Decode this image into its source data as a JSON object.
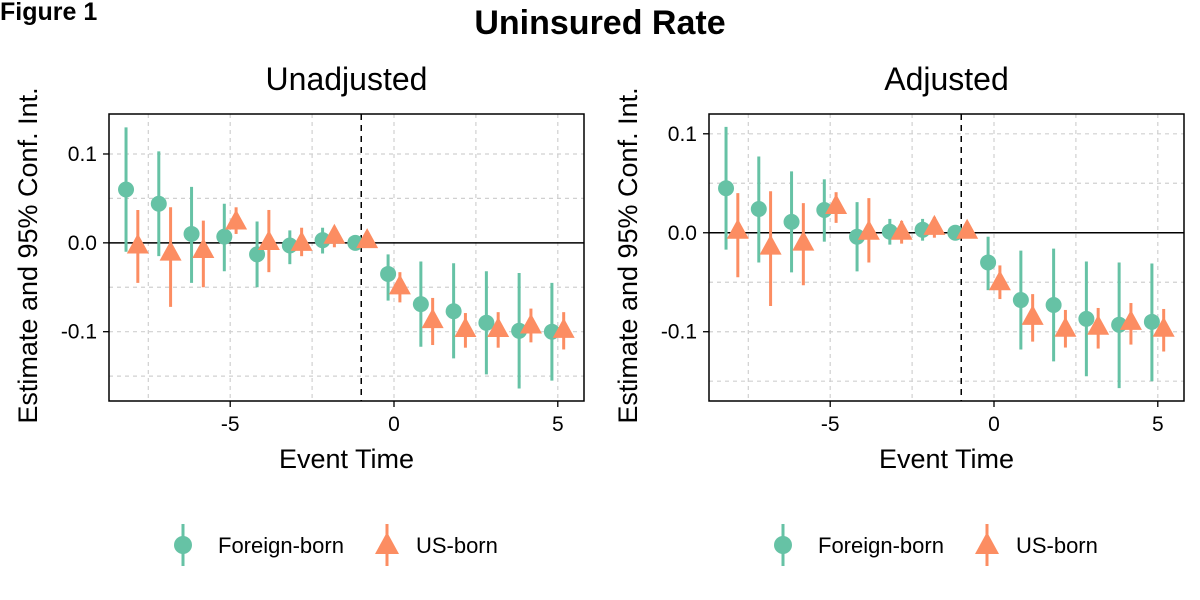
{
  "figure_label": "Figure 1",
  "title": "Uninsured Rate",
  "colors": {
    "foreign": "#66c2a5",
    "us": "#fc8d62",
    "grid": "#d0d0d0"
  },
  "legend": {
    "items": [
      {
        "label": "Foreign-born",
        "shape": "circle",
        "color": "#66c2a5"
      },
      {
        "label": "US-born",
        "shape": "triangle",
        "color": "#fc8d62"
      }
    ]
  },
  "chart_data": [
    {
      "type": "scatter",
      "title": "Unadjusted",
      "xlabel": "Event Time",
      "ylabel": "Estimate and 95% Conf. Int.",
      "xlim": [
        -8.7,
        5.8
      ],
      "ylim": [
        -0.178,
        0.145
      ],
      "x_ticks": [
        -5,
        0,
        5
      ],
      "x_tick_labels": [
        "-5",
        "0",
        "5"
      ],
      "y_ticks": [
        0.1,
        0.0,
        -0.1
      ],
      "y_tick_labels": [
        "0.1",
        "0.0",
        "-0.1"
      ],
      "reference_line_y": 0,
      "event_line_x": -1,
      "series": [
        {
          "name": "Foreign-born",
          "x": [
            -8,
            -7,
            -6,
            -5,
            -4,
            -3,
            -2,
            -1,
            0,
            1,
            2,
            3,
            4,
            5
          ],
          "y": [
            0.06,
            0.044,
            0.01,
            0.007,
            -0.013,
            -0.003,
            0.003,
            0.0,
            -0.035,
            -0.069,
            -0.077,
            -0.09,
            -0.099,
            -0.1
          ],
          "lower": [
            -0.01,
            -0.015,
            -0.045,
            -0.032,
            -0.05,
            -0.024,
            -0.012,
            -0.003,
            -0.065,
            -0.117,
            -0.13,
            -0.148,
            -0.164,
            -0.155
          ],
          "upper": [
            0.13,
            0.103,
            0.063,
            0.044,
            0.024,
            0.014,
            0.017,
            0.004,
            -0.013,
            -0.021,
            -0.023,
            -0.032,
            -0.034,
            -0.045
          ]
        },
        {
          "name": "US-born",
          "x": [
            -8,
            -7,
            -6,
            -5,
            -4,
            -3,
            -2,
            -1,
            0,
            1,
            2,
            3,
            4,
            5
          ],
          "y": [
            -0.003,
            -0.011,
            -0.008,
            0.024,
            0.001,
            0.0,
            0.008,
            0.003,
            -0.049,
            -0.087,
            -0.097,
            -0.097,
            -0.093,
            -0.098
          ],
          "lower": [
            -0.045,
            -0.072,
            -0.05,
            0.01,
            -0.033,
            -0.015,
            -0.005,
            -0.004,
            -0.067,
            -0.115,
            -0.118,
            -0.118,
            -0.112,
            -0.12
          ],
          "upper": [
            0.037,
            0.04,
            0.025,
            0.04,
            0.037,
            0.017,
            0.018,
            0.01,
            -0.033,
            -0.062,
            -0.079,
            -0.078,
            -0.074,
            -0.078
          ]
        }
      ]
    },
    {
      "type": "scatter",
      "title": "Adjusted",
      "xlabel": "Event Time",
      "ylabel": "Estimate and 95% Conf. Int.",
      "xlim": [
        -8.7,
        5.8
      ],
      "ylim": [
        -0.17,
        0.12
      ],
      "x_ticks": [
        -5,
        0,
        5
      ],
      "x_tick_labels": [
        "-5",
        "0",
        "5"
      ],
      "y_ticks": [
        0.1,
        0.0,
        -0.1
      ],
      "y_tick_labels": [
        "0.1",
        "0.0",
        "-0.1"
      ],
      "reference_line_y": 0,
      "event_line_x": -1,
      "series": [
        {
          "name": "Foreign-born",
          "x": [
            -8,
            -7,
            -6,
            -5,
            -4,
            -3,
            -2,
            -1,
            0,
            1,
            2,
            3,
            4,
            5
          ],
          "y": [
            0.045,
            0.024,
            0.011,
            0.023,
            -0.004,
            0.001,
            0.003,
            0.0,
            -0.03,
            -0.068,
            -0.073,
            -0.087,
            -0.093,
            -0.09
          ],
          "lower": [
            -0.017,
            -0.03,
            -0.04,
            -0.009,
            -0.039,
            -0.012,
            -0.008,
            -0.003,
            -0.058,
            -0.118,
            -0.13,
            -0.145,
            -0.157,
            -0.15
          ],
          "upper": [
            0.107,
            0.077,
            0.062,
            0.054,
            0.031,
            0.014,
            0.014,
            0.003,
            -0.004,
            -0.018,
            -0.016,
            -0.029,
            -0.03,
            -0.031
          ]
        },
        {
          "name": "US-born",
          "x": [
            -8,
            -7,
            -6,
            -5,
            -4,
            -3,
            -2,
            -1,
            0,
            1,
            2,
            3,
            4,
            5
          ],
          "y": [
            0.002,
            -0.014,
            -0.01,
            0.027,
            0.001,
            0.001,
            0.006,
            0.002,
            -0.05,
            -0.085,
            -0.097,
            -0.095,
            -0.09,
            -0.097
          ],
          "lower": [
            -0.045,
            -0.074,
            -0.053,
            0.01,
            -0.03,
            -0.011,
            -0.005,
            -0.004,
            -0.067,
            -0.11,
            -0.116,
            -0.117,
            -0.113,
            -0.12
          ],
          "upper": [
            0.04,
            0.042,
            0.03,
            0.041,
            0.035,
            0.012,
            0.016,
            0.009,
            -0.033,
            -0.062,
            -0.078,
            -0.076,
            -0.071,
            -0.077
          ]
        }
      ]
    }
  ]
}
——
Go through the entries above and print each one exactly, minus the pictures.

### RESULT FOR THIS TASK
Decode this image into its source data as a JSON object.
{
  "figure_label": "Figure 1",
  "title": "Uninsured Rate",
  "colors": {
    "foreign": "#66c2a5",
    "us": "#fc8d62",
    "grid": "#d0d0d0"
  },
  "legend": {
    "items": [
      {
        "label": "Foreign-born",
        "shape": "circle",
        "color": "#66c2a5"
      },
      {
        "label": "US-born",
        "shape": "triangle",
        "color": "#fc8d62"
      }
    ]
  },
  "chart_data": [
    {
      "type": "scatter",
      "title": "Unadjusted",
      "xlabel": "Event Time",
      "ylabel": "Estimate and 95% Conf. Int.",
      "xlim": [
        -8.7,
        5.8
      ],
      "ylim": [
        -0.178,
        0.145
      ],
      "x_ticks": [
        -5,
        0,
        5
      ],
      "x_tick_labels": [
        "-5",
        "0",
        "5"
      ],
      "y_ticks": [
        0.1,
        0.0,
        -0.1
      ],
      "y_tick_labels": [
        "0.1",
        "0.0",
        "-0.1"
      ],
      "reference_line_y": 0,
      "event_line_x": -1,
      "series": [
        {
          "name": "Foreign-born",
          "x": [
            -8,
            -7,
            -6,
            -5,
            -4,
            -3,
            -2,
            -1,
            0,
            1,
            2,
            3,
            4,
            5
          ],
          "y": [
            0.06,
            0.044,
            0.01,
            0.007,
            -0.013,
            -0.003,
            0.003,
            0.0,
            -0.035,
            -0.069,
            -0.077,
            -0.09,
            -0.099,
            -0.1
          ],
          "lower": [
            -0.01,
            -0.015,
            -0.045,
            -0.032,
            -0.05,
            -0.024,
            -0.012,
            -0.003,
            -0.065,
            -0.117,
            -0.13,
            -0.148,
            -0.164,
            -0.155
          ],
          "upper": [
            0.13,
            0.103,
            0.063,
            0.044,
            0.024,
            0.014,
            0.017,
            0.004,
            -0.013,
            -0.021,
            -0.023,
            -0.032,
            -0.034,
            -0.045
          ]
        },
        {
          "name": "US-born",
          "x": [
            -8,
            -7,
            -6,
            -5,
            -4,
            -3,
            -2,
            -1,
            0,
            1,
            2,
            3,
            4,
            5
          ],
          "y": [
            -0.003,
            -0.011,
            -0.008,
            0.024,
            0.001,
            0.0,
            0.008,
            0.003,
            -0.049,
            -0.087,
            -0.097,
            -0.097,
            -0.093,
            -0.098
          ],
          "lower": [
            -0.045,
            -0.072,
            -0.05,
            0.01,
            -0.033,
            -0.015,
            -0.005,
            -0.004,
            -0.067,
            -0.115,
            -0.118,
            -0.118,
            -0.112,
            -0.12
          ],
          "upper": [
            0.037,
            0.04,
            0.025,
            0.04,
            0.037,
            0.017,
            0.018,
            0.01,
            -0.033,
            -0.062,
            -0.079,
            -0.078,
            -0.074,
            -0.078
          ]
        }
      ]
    },
    {
      "type": "scatter",
      "title": "Adjusted",
      "xlabel": "Event Time",
      "ylabel": "Estimate and 95% Conf. Int.",
      "xlim": [
        -8.7,
        5.8
      ],
      "ylim": [
        -0.17,
        0.12
      ],
      "x_ticks": [
        -5,
        0,
        5
      ],
      "x_tick_labels": [
        "-5",
        "0",
        "5"
      ],
      "y_ticks": [
        0.1,
        0.0,
        -0.1
      ],
      "y_tick_labels": [
        "0.1",
        "0.0",
        "-0.1"
      ],
      "reference_line_y": 0,
      "event_line_x": -1,
      "series": [
        {
          "name": "Foreign-born",
          "x": [
            -8,
            -7,
            -6,
            -5,
            -4,
            -3,
            -2,
            -1,
            0,
            1,
            2,
            3,
            4,
            5
          ],
          "y": [
            0.045,
            0.024,
            0.011,
            0.023,
            -0.004,
            0.001,
            0.003,
            0.0,
            -0.03,
            -0.068,
            -0.073,
            -0.087,
            -0.093,
            -0.09
          ],
          "lower": [
            -0.017,
            -0.03,
            -0.04,
            -0.009,
            -0.039,
            -0.012,
            -0.008,
            -0.003,
            -0.058,
            -0.118,
            -0.13,
            -0.145,
            -0.157,
            -0.15
          ],
          "upper": [
            0.107,
            0.077,
            0.062,
            0.054,
            0.031,
            0.014,
            0.014,
            0.003,
            -0.004,
            -0.018,
            -0.016,
            -0.029,
            -0.03,
            -0.031
          ]
        },
        {
          "name": "US-born",
          "x": [
            -8,
            -7,
            -6,
            -5,
            -4,
            -3,
            -2,
            -1,
            0,
            1,
            2,
            3,
            4,
            5
          ],
          "y": [
            0.002,
            -0.014,
            -0.01,
            0.027,
            0.001,
            0.001,
            0.006,
            0.002,
            -0.05,
            -0.085,
            -0.097,
            -0.095,
            -0.09,
            -0.097
          ],
          "lower": [
            -0.045,
            -0.074,
            -0.053,
            0.01,
            -0.03,
            -0.011,
            -0.005,
            -0.004,
            -0.067,
            -0.11,
            -0.116,
            -0.117,
            -0.113,
            -0.12
          ],
          "upper": [
            0.04,
            0.042,
            0.03,
            0.041,
            0.035,
            0.012,
            0.016,
            0.009,
            -0.033,
            -0.062,
            -0.078,
            -0.076,
            -0.071,
            -0.077
          ]
        }
      ]
    }
  ]
}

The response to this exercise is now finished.